WORK TO DO
Gather the lines below that include the string "Capacity", copying each in full.

TASK MATERIAL
########################################

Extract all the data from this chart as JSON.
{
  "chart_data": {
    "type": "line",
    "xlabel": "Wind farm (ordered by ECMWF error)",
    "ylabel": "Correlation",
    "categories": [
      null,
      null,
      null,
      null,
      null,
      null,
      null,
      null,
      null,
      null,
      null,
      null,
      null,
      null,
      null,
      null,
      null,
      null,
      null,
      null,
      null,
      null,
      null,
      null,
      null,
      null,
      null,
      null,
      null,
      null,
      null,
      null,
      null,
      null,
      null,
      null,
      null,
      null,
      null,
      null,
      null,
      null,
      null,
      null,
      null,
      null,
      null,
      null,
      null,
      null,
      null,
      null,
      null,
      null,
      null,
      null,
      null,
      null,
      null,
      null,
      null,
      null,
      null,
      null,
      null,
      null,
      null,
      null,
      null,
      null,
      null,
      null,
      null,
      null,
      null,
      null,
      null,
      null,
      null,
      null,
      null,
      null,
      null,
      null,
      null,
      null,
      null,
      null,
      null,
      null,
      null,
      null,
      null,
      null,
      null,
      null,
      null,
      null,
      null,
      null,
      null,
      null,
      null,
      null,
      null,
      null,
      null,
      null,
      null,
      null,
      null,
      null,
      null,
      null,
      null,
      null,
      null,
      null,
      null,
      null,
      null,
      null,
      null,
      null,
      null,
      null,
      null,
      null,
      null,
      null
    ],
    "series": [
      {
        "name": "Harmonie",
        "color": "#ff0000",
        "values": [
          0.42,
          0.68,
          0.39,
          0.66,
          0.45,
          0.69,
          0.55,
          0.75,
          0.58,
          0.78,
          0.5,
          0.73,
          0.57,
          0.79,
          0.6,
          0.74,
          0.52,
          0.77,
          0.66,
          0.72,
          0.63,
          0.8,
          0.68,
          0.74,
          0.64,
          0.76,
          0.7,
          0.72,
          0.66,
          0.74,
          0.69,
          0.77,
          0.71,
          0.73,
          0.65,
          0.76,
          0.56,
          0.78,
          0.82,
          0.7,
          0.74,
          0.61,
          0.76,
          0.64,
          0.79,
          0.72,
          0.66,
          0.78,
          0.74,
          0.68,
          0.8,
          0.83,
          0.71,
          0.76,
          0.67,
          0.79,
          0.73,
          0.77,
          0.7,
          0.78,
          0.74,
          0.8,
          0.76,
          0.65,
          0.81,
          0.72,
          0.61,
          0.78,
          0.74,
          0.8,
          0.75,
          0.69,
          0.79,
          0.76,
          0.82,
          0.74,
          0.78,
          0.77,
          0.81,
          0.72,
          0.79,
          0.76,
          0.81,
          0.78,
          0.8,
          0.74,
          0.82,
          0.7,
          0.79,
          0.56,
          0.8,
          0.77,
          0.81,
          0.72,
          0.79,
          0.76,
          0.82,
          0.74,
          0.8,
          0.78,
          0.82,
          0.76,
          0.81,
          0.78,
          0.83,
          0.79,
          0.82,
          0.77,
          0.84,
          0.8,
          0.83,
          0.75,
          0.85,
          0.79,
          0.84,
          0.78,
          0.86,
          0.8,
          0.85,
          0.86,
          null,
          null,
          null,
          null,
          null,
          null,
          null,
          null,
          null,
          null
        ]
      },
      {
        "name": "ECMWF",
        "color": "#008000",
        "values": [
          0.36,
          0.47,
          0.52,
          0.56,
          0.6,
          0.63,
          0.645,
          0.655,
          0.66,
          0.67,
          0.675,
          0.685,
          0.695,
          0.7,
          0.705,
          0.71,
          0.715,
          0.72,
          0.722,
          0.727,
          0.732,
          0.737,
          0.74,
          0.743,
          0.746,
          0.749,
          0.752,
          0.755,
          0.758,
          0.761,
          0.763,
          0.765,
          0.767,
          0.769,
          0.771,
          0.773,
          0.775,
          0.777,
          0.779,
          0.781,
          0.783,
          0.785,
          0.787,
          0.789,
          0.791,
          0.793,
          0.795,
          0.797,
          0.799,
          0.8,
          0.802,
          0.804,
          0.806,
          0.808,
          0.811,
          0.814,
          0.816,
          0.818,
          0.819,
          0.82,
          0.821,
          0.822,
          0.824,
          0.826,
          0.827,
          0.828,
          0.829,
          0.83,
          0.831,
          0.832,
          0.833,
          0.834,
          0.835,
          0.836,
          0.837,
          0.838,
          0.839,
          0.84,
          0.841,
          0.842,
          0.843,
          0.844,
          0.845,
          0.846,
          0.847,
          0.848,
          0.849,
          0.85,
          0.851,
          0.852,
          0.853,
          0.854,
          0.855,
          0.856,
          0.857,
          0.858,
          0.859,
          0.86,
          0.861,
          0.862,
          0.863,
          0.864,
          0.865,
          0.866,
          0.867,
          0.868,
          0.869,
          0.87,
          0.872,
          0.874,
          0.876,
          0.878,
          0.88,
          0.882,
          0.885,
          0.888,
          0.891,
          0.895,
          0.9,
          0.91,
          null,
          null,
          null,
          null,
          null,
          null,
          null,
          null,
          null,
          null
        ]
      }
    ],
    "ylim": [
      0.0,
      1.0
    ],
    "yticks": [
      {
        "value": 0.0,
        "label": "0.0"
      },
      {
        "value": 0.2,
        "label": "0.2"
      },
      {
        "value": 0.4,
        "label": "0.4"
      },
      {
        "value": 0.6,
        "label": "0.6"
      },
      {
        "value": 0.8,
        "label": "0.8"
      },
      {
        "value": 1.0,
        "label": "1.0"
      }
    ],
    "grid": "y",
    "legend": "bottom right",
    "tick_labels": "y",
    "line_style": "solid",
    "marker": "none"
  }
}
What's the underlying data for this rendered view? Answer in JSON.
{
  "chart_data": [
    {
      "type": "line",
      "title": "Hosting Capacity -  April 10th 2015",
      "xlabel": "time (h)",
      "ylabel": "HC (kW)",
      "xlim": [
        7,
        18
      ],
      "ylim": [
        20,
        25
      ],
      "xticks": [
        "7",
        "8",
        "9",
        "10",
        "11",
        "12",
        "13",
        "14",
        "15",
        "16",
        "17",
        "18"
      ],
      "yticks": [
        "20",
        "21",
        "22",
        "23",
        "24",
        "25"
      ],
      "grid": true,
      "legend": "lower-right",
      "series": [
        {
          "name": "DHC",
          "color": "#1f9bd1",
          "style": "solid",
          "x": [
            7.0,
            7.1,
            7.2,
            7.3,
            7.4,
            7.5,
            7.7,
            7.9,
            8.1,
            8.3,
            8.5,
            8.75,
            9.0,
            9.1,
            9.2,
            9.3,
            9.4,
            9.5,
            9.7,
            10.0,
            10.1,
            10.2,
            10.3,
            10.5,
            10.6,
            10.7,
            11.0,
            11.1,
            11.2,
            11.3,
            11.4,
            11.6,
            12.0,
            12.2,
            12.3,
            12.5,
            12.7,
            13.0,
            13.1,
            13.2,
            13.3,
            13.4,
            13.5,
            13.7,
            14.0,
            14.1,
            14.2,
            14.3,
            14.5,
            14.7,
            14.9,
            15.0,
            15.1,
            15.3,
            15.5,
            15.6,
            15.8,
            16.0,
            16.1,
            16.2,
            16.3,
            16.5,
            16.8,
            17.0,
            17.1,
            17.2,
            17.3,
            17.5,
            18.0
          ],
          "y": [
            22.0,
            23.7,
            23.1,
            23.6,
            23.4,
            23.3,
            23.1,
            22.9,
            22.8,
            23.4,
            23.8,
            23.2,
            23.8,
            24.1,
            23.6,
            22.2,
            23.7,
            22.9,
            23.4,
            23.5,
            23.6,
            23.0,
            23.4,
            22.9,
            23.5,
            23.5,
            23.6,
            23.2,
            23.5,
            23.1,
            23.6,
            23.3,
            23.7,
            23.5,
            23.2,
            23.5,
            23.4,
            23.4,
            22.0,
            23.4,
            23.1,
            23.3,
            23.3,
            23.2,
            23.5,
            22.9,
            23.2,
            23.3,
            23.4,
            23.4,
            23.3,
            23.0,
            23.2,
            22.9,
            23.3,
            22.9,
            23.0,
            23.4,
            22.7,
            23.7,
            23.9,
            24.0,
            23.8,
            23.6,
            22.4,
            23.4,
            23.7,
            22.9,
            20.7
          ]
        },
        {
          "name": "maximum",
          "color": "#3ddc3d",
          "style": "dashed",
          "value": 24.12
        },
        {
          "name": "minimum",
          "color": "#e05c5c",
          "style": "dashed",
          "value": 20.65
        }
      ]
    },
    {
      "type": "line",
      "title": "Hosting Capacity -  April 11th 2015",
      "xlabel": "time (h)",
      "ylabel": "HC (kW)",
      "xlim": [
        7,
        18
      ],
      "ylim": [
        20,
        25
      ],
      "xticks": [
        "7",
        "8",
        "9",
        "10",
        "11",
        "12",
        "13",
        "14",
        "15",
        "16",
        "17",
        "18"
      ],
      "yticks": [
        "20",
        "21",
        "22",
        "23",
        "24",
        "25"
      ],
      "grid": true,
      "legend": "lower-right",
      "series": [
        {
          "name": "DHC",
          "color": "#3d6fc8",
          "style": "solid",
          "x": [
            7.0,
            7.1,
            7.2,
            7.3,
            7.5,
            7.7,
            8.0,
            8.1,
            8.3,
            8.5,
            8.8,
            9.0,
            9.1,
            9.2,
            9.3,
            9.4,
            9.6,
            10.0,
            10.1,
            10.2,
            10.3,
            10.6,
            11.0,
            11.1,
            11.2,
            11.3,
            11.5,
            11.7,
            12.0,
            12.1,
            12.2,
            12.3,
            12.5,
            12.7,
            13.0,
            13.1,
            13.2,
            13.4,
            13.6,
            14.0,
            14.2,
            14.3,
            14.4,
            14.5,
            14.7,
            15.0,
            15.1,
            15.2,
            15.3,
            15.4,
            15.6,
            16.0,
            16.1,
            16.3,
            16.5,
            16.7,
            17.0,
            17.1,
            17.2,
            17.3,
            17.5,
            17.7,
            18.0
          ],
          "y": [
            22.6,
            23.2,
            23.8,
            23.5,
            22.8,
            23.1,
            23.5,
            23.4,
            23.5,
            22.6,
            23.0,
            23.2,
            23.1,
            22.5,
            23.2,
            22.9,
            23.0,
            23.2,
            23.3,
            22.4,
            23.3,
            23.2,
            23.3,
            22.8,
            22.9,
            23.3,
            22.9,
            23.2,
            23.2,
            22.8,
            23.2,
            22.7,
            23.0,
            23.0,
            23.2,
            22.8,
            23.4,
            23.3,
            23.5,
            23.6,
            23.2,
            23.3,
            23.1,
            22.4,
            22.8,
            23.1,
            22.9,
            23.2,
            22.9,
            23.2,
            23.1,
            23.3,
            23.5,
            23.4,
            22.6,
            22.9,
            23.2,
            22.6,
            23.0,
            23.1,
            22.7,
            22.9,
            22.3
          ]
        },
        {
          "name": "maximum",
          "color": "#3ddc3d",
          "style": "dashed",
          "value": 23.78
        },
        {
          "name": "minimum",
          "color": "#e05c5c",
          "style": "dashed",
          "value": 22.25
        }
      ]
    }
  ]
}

########################################

FINISHED EXERCISE
      "title": "Hosting Capacity -  April 10th 2015",
      "title": "Hosting Capacity -  April 11th 2015",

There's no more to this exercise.